This section describes the structure of the data files residing in the uwb1 (UWB system 1- yellow nodes) and uwb2 (UWB system 2- blue nodes) directories. The files are in .csv format and each row in the file corresponds to a received UWB packet. The UWB dataset files have the following fields similar to the WiFi CSI datasets: timestamp, activity, exp_no, person_id, room_no, tag4422_x, tag4422_y, tag89b3_x, tag89b3_y, tag122c_x, tag122c_y, tag4956_x, tag4956_y, tag1e85_x, tag1e85_y, tag9118_x, tag9118_y, left_arm_tag_id, right_arm_tag_id, and anchor_node_xy_positions. The additional column headers or those that are different from the WiFi CSI dataset headers are described below:

• fp_pow_dbm: estimate of the first path power level (in dBm) of the UWB signal between a pair of nodes. The formula for computing this value is given in44.

• rx_pow_dbm: estimate of the receive power level (in dBm) of the UWB signal between a pair of nodes. The formula for computing this value is given in44.

According to the manufacturer, the above two estimated parameters can be used to infer whether the received signal is Line-of-Sight (LoS) or Non-Line-of-Sight (NLoS). It is stated that, as a rule of thumb, if the difference of the two parameters, i.e., rx_pow_dbm - fp_pow_dbm is less than 6 dB, the signal is most likely to be LoS, whilst if the difference is greater than 10 dB, the signal is likely to be NLoS44.

• tx_id: index of the transmitting node. For UWB system 1 (yellow nodes), the transmitting node IDs are 0, 1, 2 or 3. For UWB system 2 (blue nodes), the transmitting node IDs are 0, 1, 2, 3 or 4 (see Fig. 1).

• rx_id: index of the receiving node. For UWB system 1 (yellow nodes), the receiving node IDs are 0, 1, 2 or 3. For UWB system 2 (blue nodes), the receiving node IDs are 1, 2, 3 or 4.

• tx_x_coord,tx_y_coord: x- and y- coordinates of the transmitting node, respectively.

• rx_x_coord,rx_y_coord: x- and y- coordinates of the receiving node, respectively.

• tx_rx_dist_meters: separation distance between the pair of transmitting and receiving nodes in meters.

• fp_index: accumulator first path index as reported by the Leading Edge Detection (LDE) algorithm of the DW1000 UWB chipset in register 0x15 (in FP_INDEX field). It is a sub-nanosecond quantity, consisting of an integer part and a fractional part.

• fp_amp1: first path amplitude (point 3) value reported in the FP_AMPL1 field of register 0x15 of the DW1000 UWB chipset.

• fp_amp2: first path amplitude (point 2) value reported in the FP_AMPL2 field of register 0x12 of the DW1000 UWB chipset.

• fp_amp3: first path amplitude (point 1) value reported in the FP_AMPL3 field of register 0x12 of the DW1000 UWB chipset.

§ To-do list:
1 – Update the UWB data file description from "According to the" to "4 (see Fig. 1).", inclusive, replacing "transmitting node" with "sending node".
2 – Summarize the UWB data file description in two sentences.
The records are not required for any of this work.

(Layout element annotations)
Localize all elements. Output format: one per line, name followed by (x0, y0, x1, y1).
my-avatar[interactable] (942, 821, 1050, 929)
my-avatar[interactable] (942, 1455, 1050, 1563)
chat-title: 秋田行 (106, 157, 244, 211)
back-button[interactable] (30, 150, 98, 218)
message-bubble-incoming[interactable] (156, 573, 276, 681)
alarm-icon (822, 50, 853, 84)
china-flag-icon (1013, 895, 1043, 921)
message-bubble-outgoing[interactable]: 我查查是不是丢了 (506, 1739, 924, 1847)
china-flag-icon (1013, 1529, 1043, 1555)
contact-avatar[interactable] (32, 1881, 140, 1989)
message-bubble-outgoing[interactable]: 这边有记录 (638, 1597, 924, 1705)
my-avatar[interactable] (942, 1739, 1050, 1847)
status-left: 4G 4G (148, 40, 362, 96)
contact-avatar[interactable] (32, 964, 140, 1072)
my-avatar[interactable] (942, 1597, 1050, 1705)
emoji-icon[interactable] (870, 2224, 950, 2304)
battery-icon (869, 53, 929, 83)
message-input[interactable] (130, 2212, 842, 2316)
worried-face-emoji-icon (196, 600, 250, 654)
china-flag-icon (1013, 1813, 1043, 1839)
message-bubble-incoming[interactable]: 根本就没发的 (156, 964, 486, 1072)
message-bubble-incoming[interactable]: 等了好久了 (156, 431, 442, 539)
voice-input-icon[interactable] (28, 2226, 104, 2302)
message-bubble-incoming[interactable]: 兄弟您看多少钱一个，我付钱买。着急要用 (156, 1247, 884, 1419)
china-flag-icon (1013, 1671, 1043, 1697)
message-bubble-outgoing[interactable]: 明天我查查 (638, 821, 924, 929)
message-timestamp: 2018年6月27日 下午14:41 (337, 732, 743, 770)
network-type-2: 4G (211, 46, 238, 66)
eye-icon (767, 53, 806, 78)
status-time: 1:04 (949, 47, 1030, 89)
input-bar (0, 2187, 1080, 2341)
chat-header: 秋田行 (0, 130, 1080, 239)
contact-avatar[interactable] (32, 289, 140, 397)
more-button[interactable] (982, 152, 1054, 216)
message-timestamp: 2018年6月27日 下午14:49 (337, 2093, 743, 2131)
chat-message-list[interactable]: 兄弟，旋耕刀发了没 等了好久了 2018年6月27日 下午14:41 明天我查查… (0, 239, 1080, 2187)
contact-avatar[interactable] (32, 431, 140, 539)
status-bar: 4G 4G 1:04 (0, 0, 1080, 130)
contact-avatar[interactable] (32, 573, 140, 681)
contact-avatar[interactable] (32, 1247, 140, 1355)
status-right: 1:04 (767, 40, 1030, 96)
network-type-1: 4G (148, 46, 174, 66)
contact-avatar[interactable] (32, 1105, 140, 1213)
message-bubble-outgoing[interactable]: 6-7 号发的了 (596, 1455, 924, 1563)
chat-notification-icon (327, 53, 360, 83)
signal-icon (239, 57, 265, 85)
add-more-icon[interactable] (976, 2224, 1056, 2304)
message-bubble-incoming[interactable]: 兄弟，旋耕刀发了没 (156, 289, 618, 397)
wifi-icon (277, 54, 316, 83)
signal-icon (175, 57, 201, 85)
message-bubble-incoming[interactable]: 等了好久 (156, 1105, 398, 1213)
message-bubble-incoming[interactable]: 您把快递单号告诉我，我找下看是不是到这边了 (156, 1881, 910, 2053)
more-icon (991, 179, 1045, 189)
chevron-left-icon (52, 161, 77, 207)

§ Solutions by task:
1 –
According to the manufacturer, the above two estimated parameters can be used to infer whether the received signal is Line-of-Sight (LoS) or Non-Line-of-Sight (NLoS). It is stated that, as a rule of thumb, if the difference of the two parameters, i.e., rx_pow_dbm - fp_pow_dbm is less than 6 dB, the signal is most likely to be LoS, whilst if the difference is greater than 10 dB, the signal is likely to be NLoS44.

• tx_id: index of the sending node. For UWB system 1 (yellow nodes), the sending node IDs are 0, 1, 2 or 3. For UWB system 2 (blue nodes), the sending node IDs are 0, 1, 2, 3 or 4 (see Fig. 1).

2 – The UWB dataset consists of .csv files in the uwb1 and uwb2 directories, where each row corresponds to a received UWB packet and several fields match those of the WiFi CSI datasets. Additional columns include first path and receive power estimates, whose difference indicates whether a signal is likely Line-of-Sight or Non-Line-of-Sight, along with transmitting and receiving node IDs and coordinates, their separation distance, and first path index and amplitude values reported by the DW1000 UWB chipset.